# Supplied data start

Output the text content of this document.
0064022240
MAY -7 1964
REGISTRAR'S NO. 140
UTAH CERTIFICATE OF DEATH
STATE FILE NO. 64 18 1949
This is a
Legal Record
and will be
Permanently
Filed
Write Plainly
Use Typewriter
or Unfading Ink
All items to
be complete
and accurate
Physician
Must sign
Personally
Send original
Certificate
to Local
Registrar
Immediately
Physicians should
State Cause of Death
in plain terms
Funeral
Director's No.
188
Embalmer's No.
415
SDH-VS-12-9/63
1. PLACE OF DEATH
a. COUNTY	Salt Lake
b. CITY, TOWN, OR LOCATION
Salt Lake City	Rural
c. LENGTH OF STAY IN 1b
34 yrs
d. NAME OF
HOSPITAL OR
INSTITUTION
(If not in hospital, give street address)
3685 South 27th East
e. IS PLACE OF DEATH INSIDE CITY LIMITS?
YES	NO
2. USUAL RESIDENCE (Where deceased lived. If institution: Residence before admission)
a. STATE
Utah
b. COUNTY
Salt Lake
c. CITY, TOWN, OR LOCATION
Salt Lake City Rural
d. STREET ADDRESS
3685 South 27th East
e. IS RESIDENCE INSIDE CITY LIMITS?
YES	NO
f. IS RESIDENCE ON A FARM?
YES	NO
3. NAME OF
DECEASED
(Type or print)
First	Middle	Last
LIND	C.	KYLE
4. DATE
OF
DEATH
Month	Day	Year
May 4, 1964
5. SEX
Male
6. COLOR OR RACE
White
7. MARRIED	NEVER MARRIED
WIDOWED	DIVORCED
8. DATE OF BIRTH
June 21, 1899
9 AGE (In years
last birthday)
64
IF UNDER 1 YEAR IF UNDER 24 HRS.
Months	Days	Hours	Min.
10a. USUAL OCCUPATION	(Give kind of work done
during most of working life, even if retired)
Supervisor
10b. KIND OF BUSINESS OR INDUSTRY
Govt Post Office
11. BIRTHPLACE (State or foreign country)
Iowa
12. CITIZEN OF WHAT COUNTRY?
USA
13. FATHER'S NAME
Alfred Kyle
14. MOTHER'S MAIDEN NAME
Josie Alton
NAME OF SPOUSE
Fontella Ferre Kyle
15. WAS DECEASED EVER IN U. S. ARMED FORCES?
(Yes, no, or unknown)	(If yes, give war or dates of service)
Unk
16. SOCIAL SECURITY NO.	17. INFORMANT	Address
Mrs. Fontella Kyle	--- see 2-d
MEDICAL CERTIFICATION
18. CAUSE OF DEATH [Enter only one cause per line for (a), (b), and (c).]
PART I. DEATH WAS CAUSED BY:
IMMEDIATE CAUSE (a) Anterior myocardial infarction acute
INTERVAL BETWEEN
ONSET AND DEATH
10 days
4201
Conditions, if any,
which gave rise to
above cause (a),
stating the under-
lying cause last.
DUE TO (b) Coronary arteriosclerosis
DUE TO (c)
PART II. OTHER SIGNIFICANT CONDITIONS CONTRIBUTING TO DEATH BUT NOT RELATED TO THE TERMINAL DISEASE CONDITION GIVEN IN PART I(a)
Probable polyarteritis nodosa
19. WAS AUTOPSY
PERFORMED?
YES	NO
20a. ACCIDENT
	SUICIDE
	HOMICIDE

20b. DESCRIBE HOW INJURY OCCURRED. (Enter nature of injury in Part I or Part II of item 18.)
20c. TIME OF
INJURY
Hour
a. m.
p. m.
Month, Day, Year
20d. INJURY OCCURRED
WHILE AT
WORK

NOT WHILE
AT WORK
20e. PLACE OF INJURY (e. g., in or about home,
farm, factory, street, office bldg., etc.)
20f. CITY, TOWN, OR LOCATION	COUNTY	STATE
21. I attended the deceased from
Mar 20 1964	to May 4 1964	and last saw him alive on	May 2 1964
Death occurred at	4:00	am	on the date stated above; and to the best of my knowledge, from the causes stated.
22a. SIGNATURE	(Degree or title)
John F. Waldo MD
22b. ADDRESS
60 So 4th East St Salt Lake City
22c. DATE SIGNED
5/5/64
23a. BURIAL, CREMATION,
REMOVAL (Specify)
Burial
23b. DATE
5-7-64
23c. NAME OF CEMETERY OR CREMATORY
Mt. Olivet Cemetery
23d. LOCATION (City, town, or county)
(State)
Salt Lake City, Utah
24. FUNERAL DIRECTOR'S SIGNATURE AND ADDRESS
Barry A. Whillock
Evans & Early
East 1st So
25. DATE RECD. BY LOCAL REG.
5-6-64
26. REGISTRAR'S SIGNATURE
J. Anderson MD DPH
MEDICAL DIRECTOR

# Supplied data end

▶ _Problem details_
Output each record precisely as given.

▶ _Exercise result_
Output the text content of this document.
0064022240
MAY -7 1964
REGISTRAR'S NO. 140
UTAH CERTIFICATE OF DEATH
STATE FILE NO. 64 18 1949
This is a
Legal Record
and will be
Permanently
Filed
Write Plainly
Use Typewriter
or Unfading Ink
All items to
be complete
and accurate
Physician
Must sign
Personally
Send original
Certificate
to Local
Registrar
Immediately
Physicians should
State Cause of Death
in plain terms
Funeral
Director's No.
188
Embalmer's No.
415
SDH-VS-12-9/63
1. PLACE OF DEATH
a. COUNTY	Salt Lake
b. CITY, TOWN, OR LOCATION
Salt Lake City	Rural
c. LENGTH OF STAY IN 1b
34 yrs
d. NAME OF
HOSPITAL OR
INSTITUTION
(If not in hospital, give street address)
3685 South 27th East
e. IS PLACE OF DEATH INSIDE CITY LIMITS?
YES	NO
2. USUAL RESIDENCE (Where deceased lived. If institution: Residence before admission)
a. STATE
Utah
b. COUNTY
Salt Lake
c. CITY, TOWN, OR LOCATION
Salt Lake City Rural
d. STREET ADDRESS
3685 South 27th East
e. IS RESIDENCE INSIDE CITY LIMITS?
YES	NO
f. IS RESIDENCE ON A FARM?
YES	NO
3. NAME OF
DECEASED
(Type or print)
First	Middle	Last
LIND	C.	KYLE
4. DATE
OF
DEATH
Month	Day	Year
May 4, 1964
5. SEX
Male
6. COLOR OR RACE
White
7. MARRIED	NEVER MARRIED
WIDOWED	DIVORCED
8. DATE OF BIRTH
June 21, 1899
9 AGE (In years
last birthday)
64
IF UNDER 1 YEAR IF UNDER 24 HRS.
Months	Days	Hours	Min.
10a. USUAL OCCUPATION	(Give kind of work done
during most of working life, even if retired)
Supervisor
10b. KIND OF BUSINESS OR INDUSTRY
Govt Post Office
11. BIRTHPLACE (State or foreign country)
Iowa
12. CITIZEN OF WHAT COUNTRY?
USA
13. FATHER'S NAME
Alfred Kyle
14. MOTHER'S MAIDEN NAME
Josie Alton
NAME OF SPOUSE
Fontella Ferre Kyle
15. WAS DECEASED EVER IN U. S. ARMED FORCES?
(Yes, no, or unknown)	(If yes, give war or dates of service)
Unk
16. SOCIAL SECURITY NO.	17. INFORMANT	Address
Mrs. Fontella Kyle	--- see 2-d
MEDICAL CERTIFICATION
18. CAUSE OF DEATH [Enter only one cause per line for (a), (b), and (c).]
PART I. DEATH WAS CAUSED BY:
IMMEDIATE CAUSE (a) Anterior myocardial infarction acute
INTERVAL BETWEEN
ONSET AND DEATH
10 days
4201
Conditions, if any,
which gave rise to
above cause (a),
stating the under-
lying cause last.
DUE TO (b) Coronary arteriosclerosis
DUE TO (c)
PART II. OTHER SIGNIFICANT CONDITIONS CONTRIBUTING TO DEATH BUT NOT RELATED TO THE TERMINAL DISEASE CONDITION GIVEN IN PART I(a)
Probable polyarteritis nodosa
19. WAS AUTOPSY
PERFORMED?
YES	NO
20a. ACCIDENT
	SUICIDE
	HOMICIDE

20b. DESCRIBE HOW INJURY OCCURRED. (Enter nature of injury in Part I or Part II of item 18.)
20c. TIME OF
INJURY
Hour
a. m.
p. m.
Month, Day, Year
20d. INJURY OCCURRED
WHILE AT
WORK

NOT WHILE
AT WORK
20e. PLACE OF INJURY (e. g., in or about home,
farm, factory, street, office bldg., etc.)
20f. CITY, TOWN, OR LOCATION	COUNTY	STATE
21. I attended the deceased from
Mar 20 1964	to May 4 1964	and last saw him alive on	May 2 1964
Death occurred at	4:00	am	on the date stated above; and to the best of my knowledge, from the causes stated.
22a. SIGNATURE	(Degree or title)
John F. Waldo MD
22b. ADDRESS
60 So 4th East St Salt Lake City
22c. DATE SIGNED
5/5/64
23a. BURIAL, CREMATION,
REMOVAL (Specify)
Burial
23b. DATE
5-7-64
23c. NAME OF CEMETERY OR CREMATORY
Mt. Olivet Cemetery
23d. LOCATION (City, town, or county)
(State)
Salt Lake City, Utah
24. FUNERAL DIRECTOR'S SIGNATURE AND ADDRESS
Barry A. Whillock
Evans & Early
East 1st So
25. DATE RECD. BY LOCAL REG.
5-6-64
26. REGISTRAR'S SIGNATURE
J. Anderson MD DPH
MEDICAL DIRECTOR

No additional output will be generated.